* WRITTEN PROBLEM *
Retype each record below word for word. Leave the pictures out.

* DATA *
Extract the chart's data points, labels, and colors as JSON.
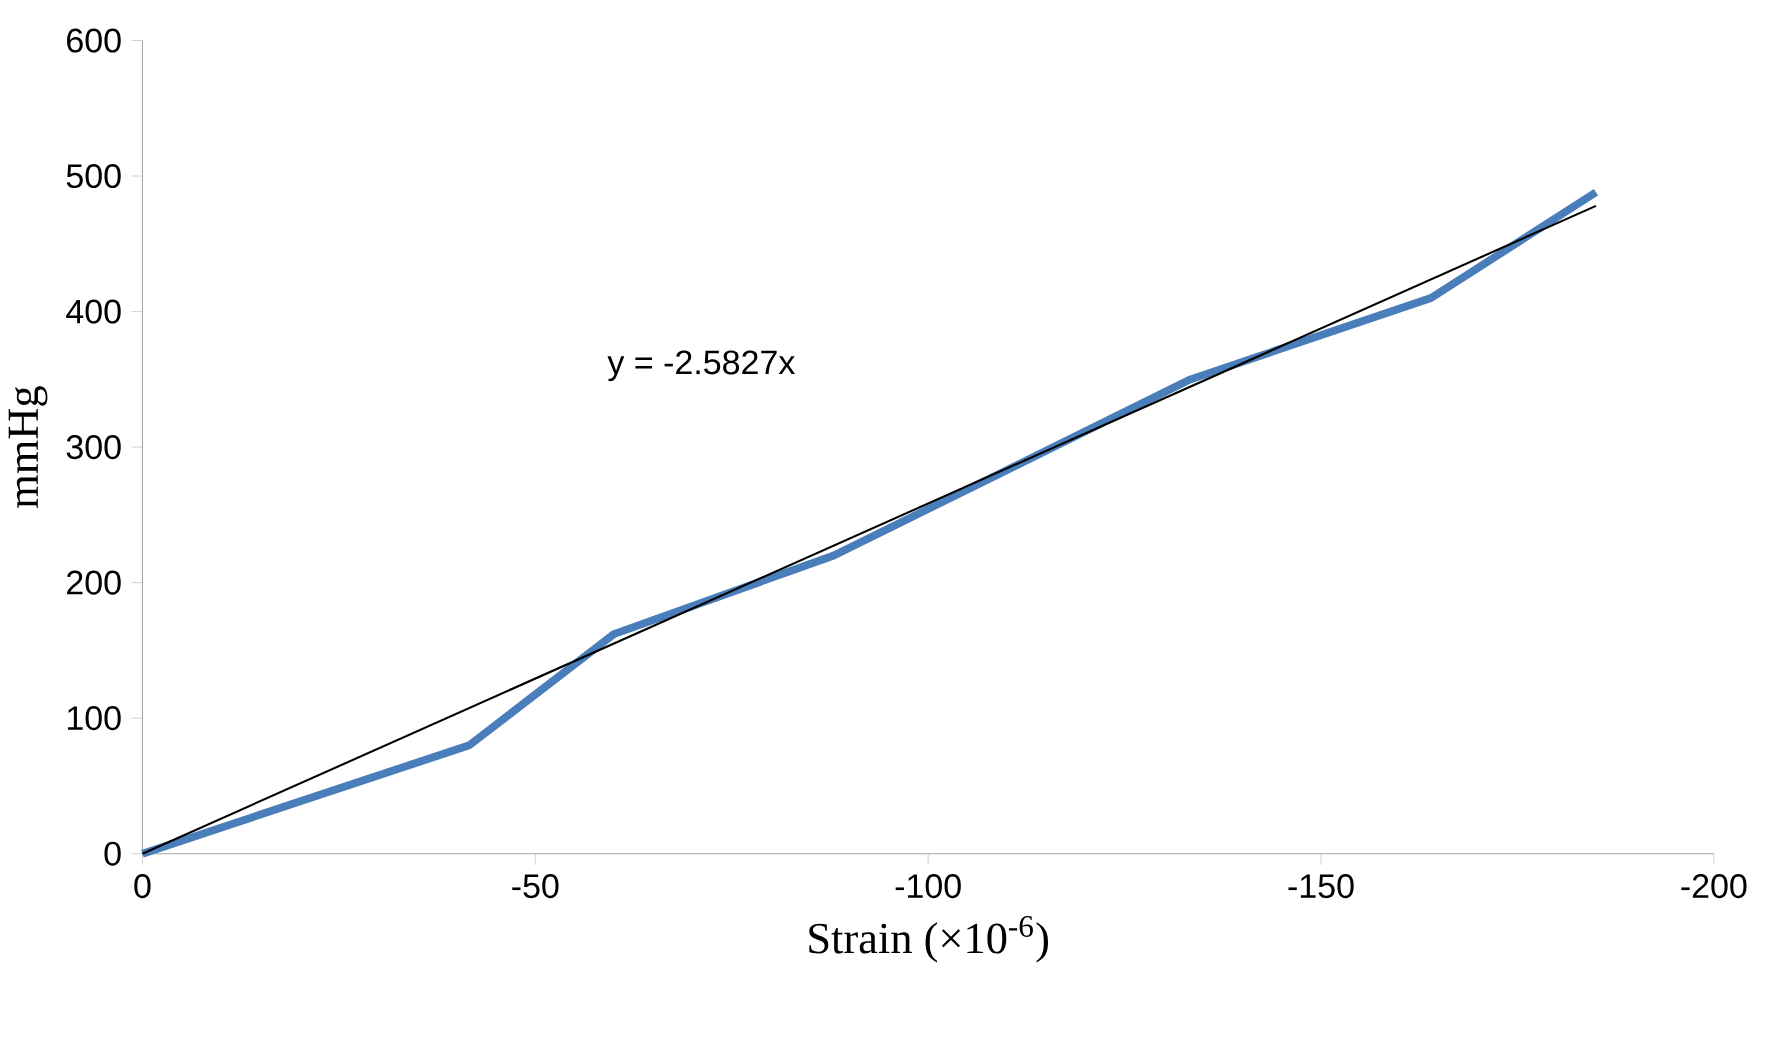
{
  "chart_data": {
    "type": "line",
    "xlabel": "Strain (×10$^{-6}$)",
    "ylabel": "mmHg",
    "xlim": [
      0,
      -200
    ],
    "xticks": [
      0,
      -50,
      -100,
      -150,
      -200
    ],
    "ylim": [
      0,
      600
    ],
    "yticks": [
      0,
      100,
      200,
      300,
      400,
      500,
      600
    ],
    "annotations": [
      "y = -2.5827x"
    ],
    "series": [
      {
        "color": "#4a7ebb",
        "x": [
          0,
          -41.6,
          -60,
          -88,
          -133.4,
          -164,
          -185
        ],
        "values": [
          0,
          80,
          162,
          220,
          350,
          410,
          488
        ]
      },
      {
        "color": "#000000",
        "x": [
          0,
          -185
        ],
        "values": [
          0,
          478
        ]
      }
    ]
  }
}
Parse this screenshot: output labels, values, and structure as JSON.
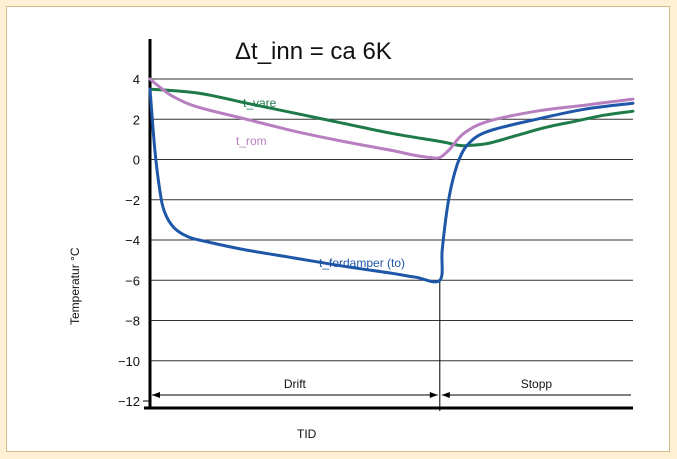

* COMPLETE ANSWER *
Extract the chart's data points, labels, and colors as JSON.
{
  "chart_data": {
    "type": "line",
    "xlabel": "Strain (×10$^{-6}$)",
    "ylabel": "mmHg",
    "xlim": [
      0,
      -200
    ],
    "xticks": [
      0,
      -50,
      -100,
      -150,
      -200
    ],
    "ylim": [
      0,
      600
    ],
    "yticks": [
      0,
      100,
      200,
      300,
      400,
      500,
      600
    ],
    "annotations": [
      "y = -2.5827x"
    ],
    "series": [
      {
        "color": "#4a7ebb",
        "x": [
          0,
          -41.6,
          -60,
          -88,
          -133.4,
          -164,
          -185
        ],
        "values": [
          0,
          80,
          162,
          220,
          350,
          410,
          488
        ]
      },
      {
        "color": "#000000",
        "x": [
          0,
          -185
        ],
        "values": [
          0,
          478
        ]
      }
    ]
  }
}
Parse this screenshot: output labels, values, and structure as JSON.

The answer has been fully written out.